» **Work instructions**:
In the following material, identify every line holding the string "footer" and return it.

» **Data section**:
** Begin **
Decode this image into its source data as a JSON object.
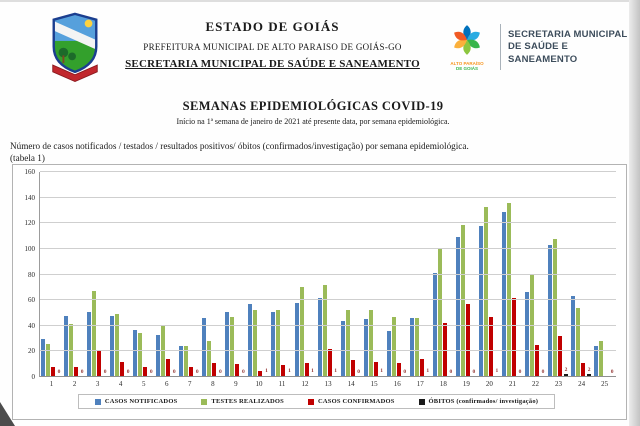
{
  "letterhead": {
    "state": "ESTADO DE GOIÁS",
    "municipality": "PREFEITURA MUNICIPAL DE ALTO PARAISO DE GOIÁS-GO",
    "department": "SECRETARIA MUNICIPAL DE SAÚDE E SANEAMENTO"
  },
  "logo_right": {
    "caption_line1": "ALTO PARAÍSO",
    "caption_line2": "DE GOIÁS",
    "org_lines": [
      "SECRETARIA MUNICIPAL",
      "DE SAÚDE E",
      "SANEAMENTO"
    ]
  },
  "document": {
    "title": "SEMANAS EPIDEMIOLÓGICAS COVID-19",
    "subtitle": "Início na 1ª semana de janeiro de 2021 até presente data, por semana epidemiológica.",
    "description": "Número de casos notificados / testados / resultados positivos/ óbitos (confirmados/investigação) por semana epidemiológica.",
    "description_note": "(tabela 1)"
  },
  "chart_data": {
    "type": "bar",
    "title": "",
    "xlabel": "",
    "ylabel": "",
    "ylim": [
      0,
      160
    ],
    "ytick_step": 20,
    "grid": true,
    "legend_position": "bottom",
    "categories": [
      1,
      2,
      3,
      4,
      5,
      6,
      7,
      8,
      9,
      10,
      11,
      12,
      13,
      14,
      15,
      16,
      17,
      18,
      19,
      20,
      21,
      22,
      23,
      24,
      25
    ],
    "series": [
      {
        "name": "CASOS NOTIFICADOS",
        "color": "#4f81bd",
        "data_labels": false,
        "values": [
          30,
          48,
          51,
          48,
          37,
          33,
          24,
          46,
          51,
          57,
          51,
          58,
          62,
          44,
          45,
          36,
          46,
          81,
          109,
          118,
          129,
          66,
          103,
          63,
          24
        ]
      },
      {
        "name": "TESTES REALIZADOS",
        "color": "#9bbb59",
        "data_labels": false,
        "values": [
          26,
          41,
          67,
          49,
          34,
          40,
          24,
          28,
          47,
          52,
          52,
          70,
          72,
          52,
          52,
          47,
          46,
          100,
          119,
          133,
          136,
          80,
          108,
          54,
          28
        ]
      },
      {
        "name": "CASOS CONFIRMADOS",
        "color": "#c00000",
        "data_labels": false,
        "values": [
          8,
          8,
          21,
          12,
          8,
          14,
          8,
          11,
          10,
          5,
          9,
          11,
          22,
          13,
          12,
          11,
          14,
          42,
          57,
          47,
          62,
          25,
          32,
          11,
          1
        ]
      },
      {
        "name": "ÓBITOS (confirmados/ investigação)",
        "color": "#1a1a1a",
        "data_labels": true,
        "label_color": "#943634",
        "values": [
          0,
          0,
          0,
          0,
          0,
          0,
          0,
          0,
          0,
          1,
          1,
          1,
          1,
          0,
          1,
          0,
          1,
          0,
          0,
          1,
          0,
          0,
          2,
          2,
          0
        ]
      }
    ],
    "colors": {
      "grid": "#cfcfcf",
      "axis": "#8f8f8f"
    }
  }
}
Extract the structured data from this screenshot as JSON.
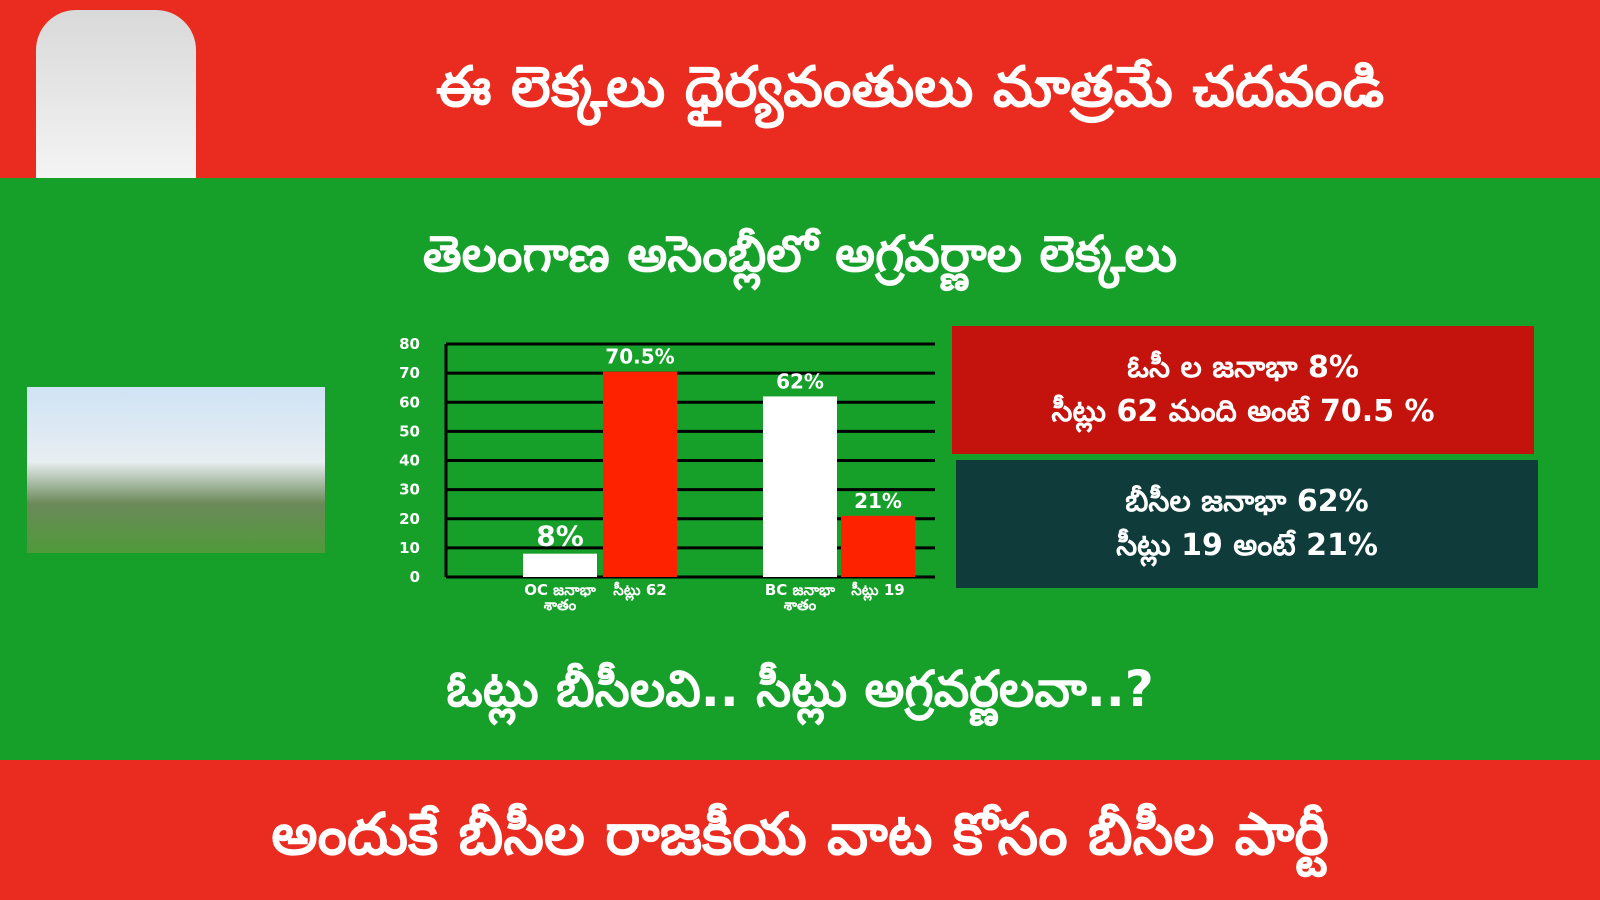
{
  "header": {
    "title": "ఈ లెక్కలు ధైర్యవంతులు మాత్రమే చదవండి"
  },
  "subtitle": "తెలంగాణ అసెంబ్లీలో అగ్రవర్ణాల లెక్కలు",
  "chart_data": {
    "type": "bar",
    "categories": [
      "OC జనాభా శాతం",
      "సీట్లు 62",
      "BC జనాభా శాతం",
      "సీట్లు 19"
    ],
    "values": [
      8,
      70.5,
      62,
      21
    ],
    "value_labels": [
      "8%",
      "70.5%",
      "62%",
      "21%"
    ],
    "colors": [
      "#ffffff",
      "#ff2200",
      "#ffffff",
      "#ff2200"
    ],
    "ylim": [
      0,
      80
    ],
    "yticks": [
      0,
      10,
      20,
      30,
      40,
      50,
      60,
      70,
      80
    ],
    "grid": true
  },
  "info_boxes": [
    {
      "lines": [
        "ఓసీ ల జనాభా 8%",
        "సీట్లు 62 మంది అంటే 70.5 %"
      ]
    },
    {
      "lines": [
        "బీసీల జనాభా 62%",
        "సీట్లు 19 అంటే 21%"
      ]
    }
  ],
  "question": "ఓట్లు బీసీలవి.. సీట్లు అగ్రవర్ణలవా..?",
  "footer": "అందుకే బీసీల రాజకీయ వాట కోసం బీసీల పార్టీ"
}
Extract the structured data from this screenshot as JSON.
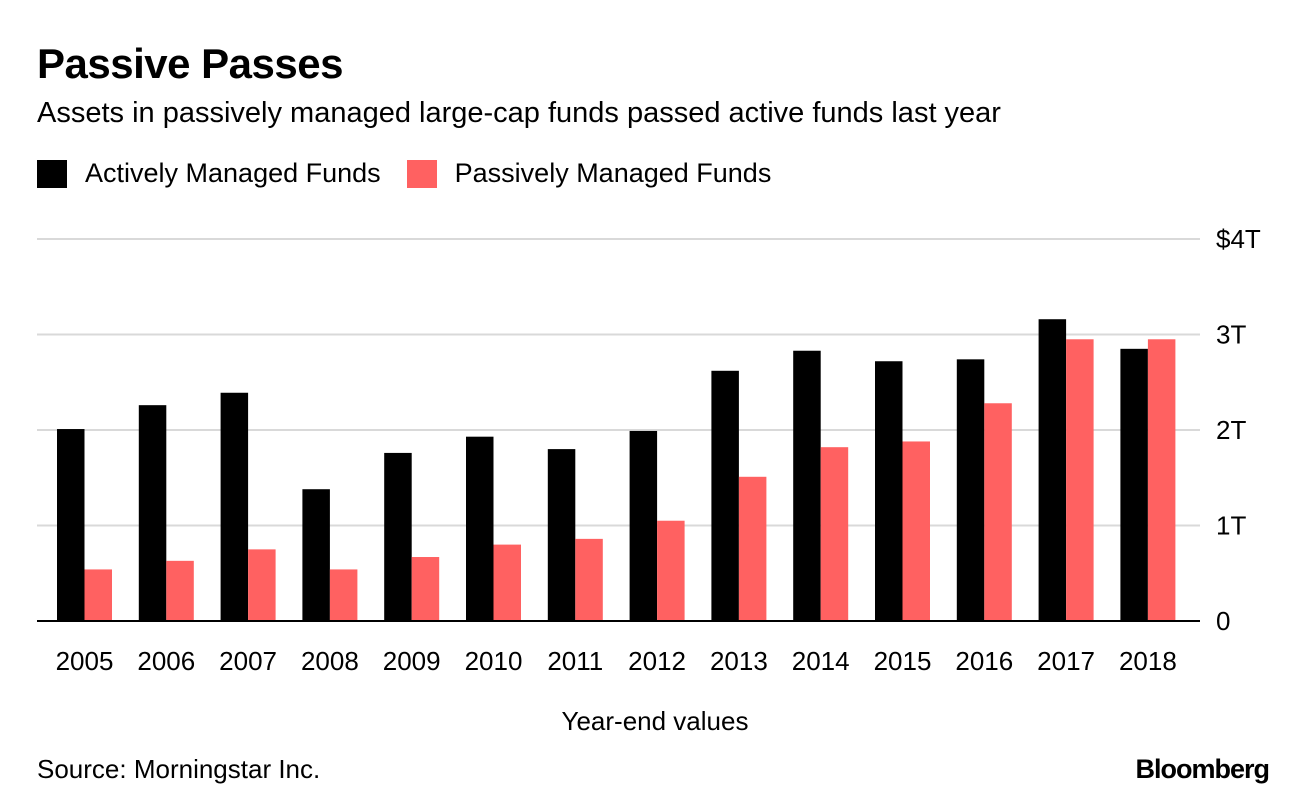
{
  "header": {
    "title": "Passive Passes",
    "subtitle": "Assets in passively managed large-cap funds passed active funds last year"
  },
  "footer": {
    "source": "Source: Morningstar Inc.",
    "brand": "Bloomberg"
  },
  "chart_data": {
    "type": "bar",
    "title": "Passive Passes",
    "subtitle": "Assets in passively managed large-cap funds passed active funds last year",
    "xlabel": "Year-end values",
    "ylabel": "",
    "ylim": [
      0,
      4
    ],
    "yticks": [
      0,
      1,
      2,
      3,
      4
    ],
    "ytick_labels": [
      "0",
      "1T",
      "2T",
      "3T",
      "$4T"
    ],
    "grid": true,
    "legend_position": "top-left",
    "categories": [
      "2005",
      "2006",
      "2007",
      "2008",
      "2009",
      "2010",
      "2011",
      "2012",
      "2013",
      "2014",
      "2015",
      "2016",
      "2017",
      "2018"
    ],
    "series": [
      {
        "name": "Actively Managed Funds",
        "color": "#000000",
        "values": [
          2.01,
          2.26,
          2.39,
          1.38,
          1.76,
          1.93,
          1.8,
          1.99,
          2.62,
          2.83,
          2.72,
          2.74,
          3.16,
          2.85
        ]
      },
      {
        "name": "Passively Managed Funds",
        "color": "#ff6161",
        "values": [
          0.54,
          0.63,
          0.75,
          0.54,
          0.67,
          0.8,
          0.86,
          1.05,
          1.51,
          1.82,
          1.88,
          2.28,
          2.95,
          2.95
        ]
      }
    ]
  }
}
** End **
» **Result of the task**:
  "footer": "అందుకే బీసీల రాజకీయ వాట కోసం బీసీల పార్టీ"
  "footer": {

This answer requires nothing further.